▶ _What to produce_:
From the entries below, copy every line holding the word "ΕΡΓΟΝ".

A block of data
+ + + + +
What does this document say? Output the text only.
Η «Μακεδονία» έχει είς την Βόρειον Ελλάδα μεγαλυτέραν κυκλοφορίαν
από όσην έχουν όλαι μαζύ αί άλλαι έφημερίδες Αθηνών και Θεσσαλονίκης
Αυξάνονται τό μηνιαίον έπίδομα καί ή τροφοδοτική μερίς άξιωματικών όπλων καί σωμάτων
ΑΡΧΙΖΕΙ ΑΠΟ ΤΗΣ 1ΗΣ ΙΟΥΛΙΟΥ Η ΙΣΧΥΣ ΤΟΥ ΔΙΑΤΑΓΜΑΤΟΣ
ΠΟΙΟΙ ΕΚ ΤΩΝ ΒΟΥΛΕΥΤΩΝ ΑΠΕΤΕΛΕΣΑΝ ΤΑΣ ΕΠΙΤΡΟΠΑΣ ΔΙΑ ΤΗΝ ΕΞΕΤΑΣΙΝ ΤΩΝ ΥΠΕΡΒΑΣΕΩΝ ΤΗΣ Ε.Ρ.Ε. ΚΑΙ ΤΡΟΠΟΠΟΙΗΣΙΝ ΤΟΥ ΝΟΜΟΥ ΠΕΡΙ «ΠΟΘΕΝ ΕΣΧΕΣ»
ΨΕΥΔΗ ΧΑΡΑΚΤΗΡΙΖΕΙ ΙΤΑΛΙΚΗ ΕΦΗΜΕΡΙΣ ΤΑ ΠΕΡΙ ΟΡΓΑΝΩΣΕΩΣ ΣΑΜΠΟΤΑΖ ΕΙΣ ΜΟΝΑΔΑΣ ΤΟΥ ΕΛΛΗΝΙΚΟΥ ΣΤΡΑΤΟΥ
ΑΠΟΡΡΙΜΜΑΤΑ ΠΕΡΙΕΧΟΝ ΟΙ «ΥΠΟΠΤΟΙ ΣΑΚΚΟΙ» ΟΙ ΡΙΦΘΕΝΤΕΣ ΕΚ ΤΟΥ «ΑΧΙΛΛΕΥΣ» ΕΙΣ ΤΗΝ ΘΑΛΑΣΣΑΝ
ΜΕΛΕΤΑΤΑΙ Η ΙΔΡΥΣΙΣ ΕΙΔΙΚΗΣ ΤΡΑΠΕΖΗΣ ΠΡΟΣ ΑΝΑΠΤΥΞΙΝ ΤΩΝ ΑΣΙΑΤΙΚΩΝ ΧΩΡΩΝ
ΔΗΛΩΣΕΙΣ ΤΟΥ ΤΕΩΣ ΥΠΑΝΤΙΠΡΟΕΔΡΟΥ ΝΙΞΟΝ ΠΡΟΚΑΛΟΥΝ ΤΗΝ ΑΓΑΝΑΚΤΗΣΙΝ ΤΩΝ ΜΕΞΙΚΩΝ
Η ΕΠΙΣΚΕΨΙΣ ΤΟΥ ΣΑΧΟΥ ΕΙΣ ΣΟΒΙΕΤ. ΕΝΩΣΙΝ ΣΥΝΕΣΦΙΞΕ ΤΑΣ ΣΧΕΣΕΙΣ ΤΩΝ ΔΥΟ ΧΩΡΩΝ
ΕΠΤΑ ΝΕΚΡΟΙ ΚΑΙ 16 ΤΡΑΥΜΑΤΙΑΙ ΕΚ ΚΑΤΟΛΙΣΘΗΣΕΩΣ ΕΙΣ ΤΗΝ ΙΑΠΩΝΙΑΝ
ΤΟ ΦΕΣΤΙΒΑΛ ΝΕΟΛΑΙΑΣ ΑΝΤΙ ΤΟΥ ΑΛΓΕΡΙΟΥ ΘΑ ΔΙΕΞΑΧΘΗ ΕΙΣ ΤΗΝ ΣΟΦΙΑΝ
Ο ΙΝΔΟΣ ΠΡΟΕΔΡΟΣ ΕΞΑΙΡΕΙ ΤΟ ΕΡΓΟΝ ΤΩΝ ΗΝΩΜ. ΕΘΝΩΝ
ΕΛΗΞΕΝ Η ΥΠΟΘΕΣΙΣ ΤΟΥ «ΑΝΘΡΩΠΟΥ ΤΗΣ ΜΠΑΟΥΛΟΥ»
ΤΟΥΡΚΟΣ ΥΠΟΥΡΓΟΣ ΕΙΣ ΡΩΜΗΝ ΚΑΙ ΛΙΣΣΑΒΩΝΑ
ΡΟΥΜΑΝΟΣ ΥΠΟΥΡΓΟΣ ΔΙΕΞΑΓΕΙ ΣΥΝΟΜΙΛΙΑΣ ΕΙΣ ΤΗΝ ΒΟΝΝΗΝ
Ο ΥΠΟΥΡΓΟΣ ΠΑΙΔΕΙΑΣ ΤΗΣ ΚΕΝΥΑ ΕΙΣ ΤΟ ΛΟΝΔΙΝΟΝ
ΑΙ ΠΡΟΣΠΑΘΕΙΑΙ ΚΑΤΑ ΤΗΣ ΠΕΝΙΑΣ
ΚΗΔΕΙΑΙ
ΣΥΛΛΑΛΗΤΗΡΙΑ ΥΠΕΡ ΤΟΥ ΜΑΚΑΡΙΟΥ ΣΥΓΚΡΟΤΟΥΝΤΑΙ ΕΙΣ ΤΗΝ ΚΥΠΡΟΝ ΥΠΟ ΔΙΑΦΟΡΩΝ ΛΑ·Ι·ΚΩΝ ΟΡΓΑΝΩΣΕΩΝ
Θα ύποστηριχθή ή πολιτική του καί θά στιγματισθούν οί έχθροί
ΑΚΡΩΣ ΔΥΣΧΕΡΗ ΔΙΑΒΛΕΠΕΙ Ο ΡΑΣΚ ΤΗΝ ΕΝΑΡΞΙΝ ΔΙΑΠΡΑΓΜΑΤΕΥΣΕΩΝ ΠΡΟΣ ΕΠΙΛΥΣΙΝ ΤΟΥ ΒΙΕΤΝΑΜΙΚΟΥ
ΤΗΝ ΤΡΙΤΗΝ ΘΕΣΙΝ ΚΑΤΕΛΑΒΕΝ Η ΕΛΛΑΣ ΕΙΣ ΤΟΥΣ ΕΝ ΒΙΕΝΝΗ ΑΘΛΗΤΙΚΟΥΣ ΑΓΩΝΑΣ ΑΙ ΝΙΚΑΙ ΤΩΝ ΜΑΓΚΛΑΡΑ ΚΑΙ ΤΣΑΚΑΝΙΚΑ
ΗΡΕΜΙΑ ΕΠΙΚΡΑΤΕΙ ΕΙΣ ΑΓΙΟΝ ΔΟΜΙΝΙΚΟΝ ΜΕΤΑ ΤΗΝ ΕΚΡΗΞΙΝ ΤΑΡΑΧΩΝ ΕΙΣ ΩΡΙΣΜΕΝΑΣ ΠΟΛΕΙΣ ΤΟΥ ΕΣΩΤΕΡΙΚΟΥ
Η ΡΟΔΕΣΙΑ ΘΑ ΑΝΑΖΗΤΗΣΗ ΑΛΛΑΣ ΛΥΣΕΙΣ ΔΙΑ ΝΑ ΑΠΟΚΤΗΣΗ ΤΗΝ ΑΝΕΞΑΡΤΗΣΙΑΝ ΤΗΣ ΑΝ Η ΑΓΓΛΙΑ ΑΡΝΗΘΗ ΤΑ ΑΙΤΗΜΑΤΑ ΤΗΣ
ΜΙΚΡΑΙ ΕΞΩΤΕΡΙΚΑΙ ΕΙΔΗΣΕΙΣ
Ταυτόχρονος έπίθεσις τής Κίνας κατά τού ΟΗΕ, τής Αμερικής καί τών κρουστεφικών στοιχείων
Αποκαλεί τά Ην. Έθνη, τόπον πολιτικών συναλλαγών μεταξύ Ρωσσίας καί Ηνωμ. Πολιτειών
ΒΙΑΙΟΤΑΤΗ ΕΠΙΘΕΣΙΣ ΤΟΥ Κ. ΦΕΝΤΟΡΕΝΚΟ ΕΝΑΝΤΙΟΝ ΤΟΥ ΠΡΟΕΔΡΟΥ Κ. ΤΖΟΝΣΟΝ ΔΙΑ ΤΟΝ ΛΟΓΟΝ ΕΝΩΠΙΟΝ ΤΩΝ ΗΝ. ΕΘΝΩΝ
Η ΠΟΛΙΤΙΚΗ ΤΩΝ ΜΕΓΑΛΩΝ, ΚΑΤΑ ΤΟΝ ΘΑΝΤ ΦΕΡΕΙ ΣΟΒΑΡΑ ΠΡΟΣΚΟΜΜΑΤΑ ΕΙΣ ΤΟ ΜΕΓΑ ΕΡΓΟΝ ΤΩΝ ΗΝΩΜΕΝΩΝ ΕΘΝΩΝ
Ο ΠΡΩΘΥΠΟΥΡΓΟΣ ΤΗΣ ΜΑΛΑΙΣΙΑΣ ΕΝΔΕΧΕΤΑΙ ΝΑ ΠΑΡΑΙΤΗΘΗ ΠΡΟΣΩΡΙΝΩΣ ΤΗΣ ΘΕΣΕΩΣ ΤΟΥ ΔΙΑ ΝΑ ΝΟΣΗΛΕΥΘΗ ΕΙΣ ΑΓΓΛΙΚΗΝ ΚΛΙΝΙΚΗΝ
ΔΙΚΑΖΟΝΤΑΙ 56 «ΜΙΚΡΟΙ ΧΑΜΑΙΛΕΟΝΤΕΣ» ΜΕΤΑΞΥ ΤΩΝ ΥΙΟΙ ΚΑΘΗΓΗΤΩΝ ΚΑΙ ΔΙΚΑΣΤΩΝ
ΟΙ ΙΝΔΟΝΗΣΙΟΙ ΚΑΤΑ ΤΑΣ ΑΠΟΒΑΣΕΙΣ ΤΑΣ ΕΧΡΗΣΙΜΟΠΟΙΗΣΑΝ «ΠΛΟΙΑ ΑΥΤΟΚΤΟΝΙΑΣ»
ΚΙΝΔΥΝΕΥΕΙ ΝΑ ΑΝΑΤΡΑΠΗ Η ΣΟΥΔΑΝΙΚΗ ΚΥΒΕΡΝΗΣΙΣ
+ + + + +
▶ _Problem solution_:
Ο ΙΝΔΟΣ ΠΡΟΕΔΡΟΣ ΕΞΑΙΡΕΙ ΤΟ ΕΡΓΟΝ ΤΩΝ ΗΝΩΜ. ΕΘΝΩΝ
Η ΠΟΛΙΤΙΚΗ ΤΩΝ ΜΕΓΑΛΩΝ, ΚΑΤΑ ΤΟΝ ΘΑΝΤ ΦΕΡΕΙ ΣΟΒΑΡΑ ΠΡΟΣΚΟΜΜΑΤΑ ΕΙΣ ΤΟ ΜΕΓΑ ΕΡΓΟΝ ΤΩΝ ΗΝΩΜΕΝΩΝ ΕΘΝΩΝ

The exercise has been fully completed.